■ **Written exercise**
Extract the lines that hold the string "value".

■ **Data for the task**
--- Begin ---
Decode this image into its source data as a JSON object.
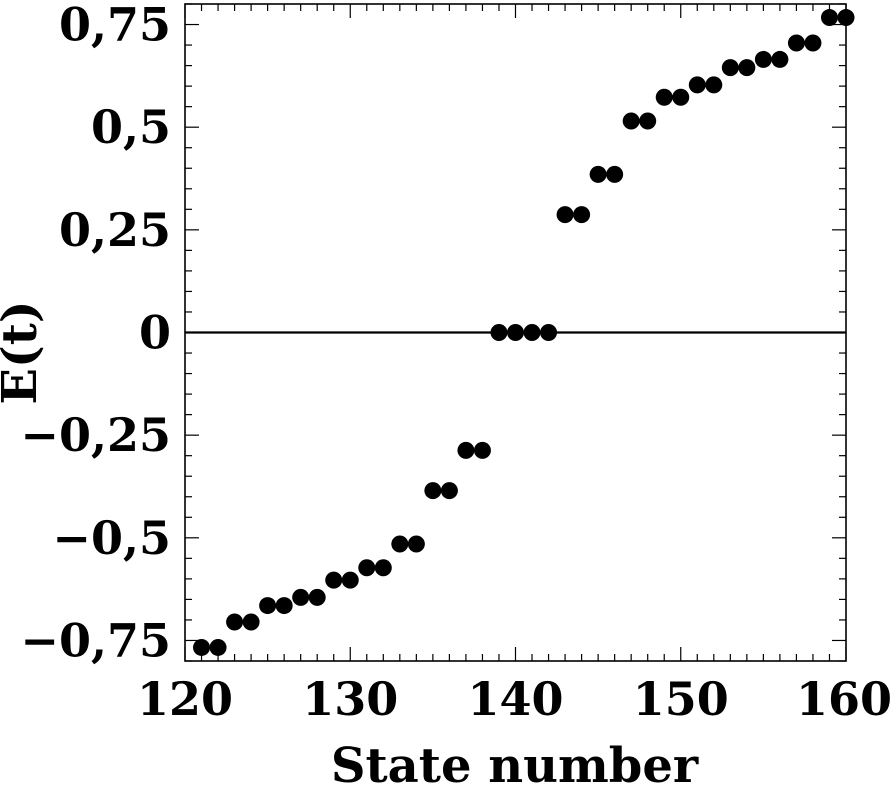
{
  "chart_data": {
    "type": "scatter",
    "title": "",
    "xlabel": "State number",
    "ylabel": "E(t)",
    "xlim": [
      120,
      160
    ],
    "ylim": [
      -0.8,
      0.8
    ],
    "x_ticks": [
      {
        "value": 120,
        "label": "120"
      },
      {
        "value": 130,
        "label": "130"
      },
      {
        "value": 140,
        "label": "140"
      },
      {
        "value": 150,
        "label": "150"
      },
      {
        "value": 160,
        "label": "160"
      }
    ],
    "y_ticks": [
      {
        "value": 0.75,
        "label": "0,75"
      },
      {
        "value": 0.5,
        "label": "0,5"
      },
      {
        "value": 0.25,
        "label": "0,25"
      },
      {
        "value": 0,
        "label": "0"
      },
      {
        "value": -0.25,
        "label": "−0,25"
      },
      {
        "value": -0.5,
        "label": "−0,5"
      },
      {
        "value": -0.75,
        "label": "−0,75"
      }
    ],
    "reference_line_y": 0,
    "series": [
      {
        "x": [
          121,
          122,
          123,
          124,
          125,
          126,
          127,
          128,
          129,
          130,
          131,
          132,
          133,
          134,
          135,
          136,
          137,
          138,
          139,
          140,
          141,
          142,
          143,
          144,
          145,
          146,
          147,
          148,
          149,
          150,
          151,
          152,
          153,
          154,
          155,
          156,
          157,
          158,
          159,
          160
        ],
        "y": [
          -0.767,
          -0.767,
          -0.705,
          -0.705,
          -0.665,
          -0.665,
          -0.645,
          -0.645,
          -0.603,
          -0.603,
          -0.573,
          -0.573,
          -0.515,
          -0.515,
          -0.385,
          -0.385,
          -0.287,
          -0.287,
          0,
          0,
          0,
          0,
          0.287,
          0.287,
          0.385,
          0.385,
          0.515,
          0.515,
          0.573,
          0.573,
          0.603,
          0.603,
          0.645,
          0.645,
          0.665,
          0.665,
          0.705,
          0.705,
          0.767,
          0.767
        ]
      }
    ],
    "colors": {
      "points": "#000000",
      "axes": "#000000",
      "background": "#ffffff"
    },
    "grid": false,
    "legend": "none"
  }
}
--- End ---
■ **Solved problem**
        "value": 120,
        "value": 130,
        "value": 140,
        "value": 150,
        "value": 160,
        "value": 0.75,
        "value": 0.5,
        "value": 0.25,
        "value": 0,
        "value": -0.25,
        "value": -0.5,
        "value": -0.75,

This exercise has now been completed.